▶ RECORDS SUPPLIED:
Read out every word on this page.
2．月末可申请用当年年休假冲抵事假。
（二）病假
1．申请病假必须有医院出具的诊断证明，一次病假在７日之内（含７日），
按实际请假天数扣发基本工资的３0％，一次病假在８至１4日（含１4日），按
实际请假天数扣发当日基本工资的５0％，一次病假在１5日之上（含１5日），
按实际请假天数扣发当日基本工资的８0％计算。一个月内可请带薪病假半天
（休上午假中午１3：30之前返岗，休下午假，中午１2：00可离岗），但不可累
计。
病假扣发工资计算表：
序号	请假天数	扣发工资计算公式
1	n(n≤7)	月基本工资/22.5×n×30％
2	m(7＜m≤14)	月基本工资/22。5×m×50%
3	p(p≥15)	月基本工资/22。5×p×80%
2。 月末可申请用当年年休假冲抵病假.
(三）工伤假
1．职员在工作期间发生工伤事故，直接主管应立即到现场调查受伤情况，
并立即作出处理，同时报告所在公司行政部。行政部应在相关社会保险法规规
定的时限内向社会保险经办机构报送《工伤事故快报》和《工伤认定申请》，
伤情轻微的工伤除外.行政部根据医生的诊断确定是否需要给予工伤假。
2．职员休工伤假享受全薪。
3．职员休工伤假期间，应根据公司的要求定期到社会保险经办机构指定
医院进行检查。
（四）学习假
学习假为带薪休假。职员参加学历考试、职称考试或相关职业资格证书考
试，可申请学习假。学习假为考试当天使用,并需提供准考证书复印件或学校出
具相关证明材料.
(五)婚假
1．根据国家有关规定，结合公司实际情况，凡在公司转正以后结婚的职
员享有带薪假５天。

▶ WRITTEN REQUEST:
Every entry above needs to be quoted exactly.

▶ IN RESPONSE:
Read out every word on this page.
2．月末可申请用当年年休假冲抵事假。
（二）病假
1．申请病假必须有医院出具的诊断证明，一次病假在７日之内（含７日），
按实际请假天数扣发基本工资的３0％，一次病假在８至１4日（含１4日），按
实际请假天数扣发当日基本工资的５0％，一次病假在１5日之上（含１5日），
按实际请假天数扣发当日基本工资的８0％计算。一个月内可请带薪病假半天
（休上午假中午１3：30之前返岗，休下午假，中午１2：00可离岗），但不可累
计。
病假扣发工资计算表：
序号	请假天数	扣发工资计算公式
1	n(n≤7)	月基本工资/22.5×n×30％
2	m(7＜m≤14)	月基本工资/22。5×m×50%
3	p(p≥15)	月基本工资/22。5×p×80%
2。 月末可申请用当年年休假冲抵病假.
(三）工伤假
1．职员在工作期间发生工伤事故，直接主管应立即到现场调查受伤情况，
并立即作出处理，同时报告所在公司行政部。行政部应在相关社会保险法规规
定的时限内向社会保险经办机构报送《工伤事故快报》和《工伤认定申请》，
伤情轻微的工伤除外.行政部根据医生的诊断确定是否需要给予工伤假。
2．职员休工伤假享受全薪。
3．职员休工伤假期间，应根据公司的要求定期到社会保险经办机构指定
医院进行检查。
（四）学习假
学习假为带薪休假。职员参加学历考试、职称考试或相关职业资格证书考
试，可申请学习假。学习假为考试当天使用,并需提供准考证书复印件或学校出
具相关证明材料.
(五)婚假
1．根据国家有关规定，结合公司实际情况，凡在公司转正以后结婚的职
员享有带薪假５天。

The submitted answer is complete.